EXERCISE AIM:
Render all of the rows below as a Markdown table with two columns, Number and Row text, leaving out any blank lines.

--- DATASET ---

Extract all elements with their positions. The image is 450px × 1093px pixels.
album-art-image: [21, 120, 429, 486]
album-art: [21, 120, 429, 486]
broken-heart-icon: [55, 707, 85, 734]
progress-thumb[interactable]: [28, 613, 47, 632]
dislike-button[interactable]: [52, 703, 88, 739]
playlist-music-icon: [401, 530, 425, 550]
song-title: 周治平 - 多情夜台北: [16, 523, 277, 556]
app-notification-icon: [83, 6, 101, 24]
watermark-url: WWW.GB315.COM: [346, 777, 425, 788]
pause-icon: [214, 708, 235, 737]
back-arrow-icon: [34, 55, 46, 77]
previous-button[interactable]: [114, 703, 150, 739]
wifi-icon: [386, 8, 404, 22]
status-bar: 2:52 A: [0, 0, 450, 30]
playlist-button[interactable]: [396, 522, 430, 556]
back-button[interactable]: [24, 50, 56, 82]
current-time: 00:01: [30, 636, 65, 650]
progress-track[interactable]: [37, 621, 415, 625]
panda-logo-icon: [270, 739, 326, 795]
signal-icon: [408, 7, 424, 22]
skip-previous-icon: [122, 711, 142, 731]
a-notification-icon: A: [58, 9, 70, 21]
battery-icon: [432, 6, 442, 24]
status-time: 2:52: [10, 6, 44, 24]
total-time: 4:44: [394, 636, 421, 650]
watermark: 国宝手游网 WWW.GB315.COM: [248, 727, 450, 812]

---

ANSWER FOR THIS EXERCISE:
| Number | Row text |
|---|---|
| 1 | Extract all elements with their positions. The image is 450px × 1093px pixels. |
| 2 | album-art-image: [21, 120, 429, 486] |
| 3 | album-art: [21, 120, 429, 486] |
| 4 | broken-heart-icon: [55, 707, 85, 734] |
| 5 | progress-thumb[interactable]: [28, 613, 47, 632] |
| 6 | dislike-button[interactable]: [52, 703, 88, 739] |
| 7 | playlist-music-icon: [401, 530, 425, 550] |
| 8 | song-title: 周治平 - 多情夜台北: [16, 523, 277, 556] |
| 9 | app-notification-icon: [83, 6, 101, 24] |
| 10 | watermark-url: WWW.GB315.COM: [346, 777, 425, 788] |
| 11 | pause-icon: [214, 708, 235, 737] |
| 12 | back-arrow-icon: [34, 55, 46, 77] |
| 13 | previous-button[interactable]: [114, 703, 150, 739] |
| 14 | wifi-icon: [386, 8, 404, 22] |
| 15 | status-bar: 2:52 A: [0, 0, 450, 30] |
| 16 | playlist-button[interactable]: [396, 522, 430, 556] |
| 17 | back-button[interactable]: [24, 50, 56, 82] |
| 18 | current-time: 00:01: [30, 636, 65, 650] |
| 19 | progress-track[interactable]: [37, 621, 415, 625] |
| 20 | panda-logo-icon: [270, 739, 326, 795] |
| 21 | signal-icon: [408, 7, 424, 22] |
| 22 | skip-previous-icon: [122, 711, 142, 731] |
| 23 | a-notification-icon: A: [58, 9, 70, 21] |
| 24 | battery-icon: [432, 6, 442, 24] |
| 25 | status-time: 2:52: [10, 6, 44, 24] |
| 26 | total-time: 4:44: [394, 636, 421, 650] |
| 27 | watermark: 国宝手游网 WWW.GB315.COM: [248, 727, 450, 812] |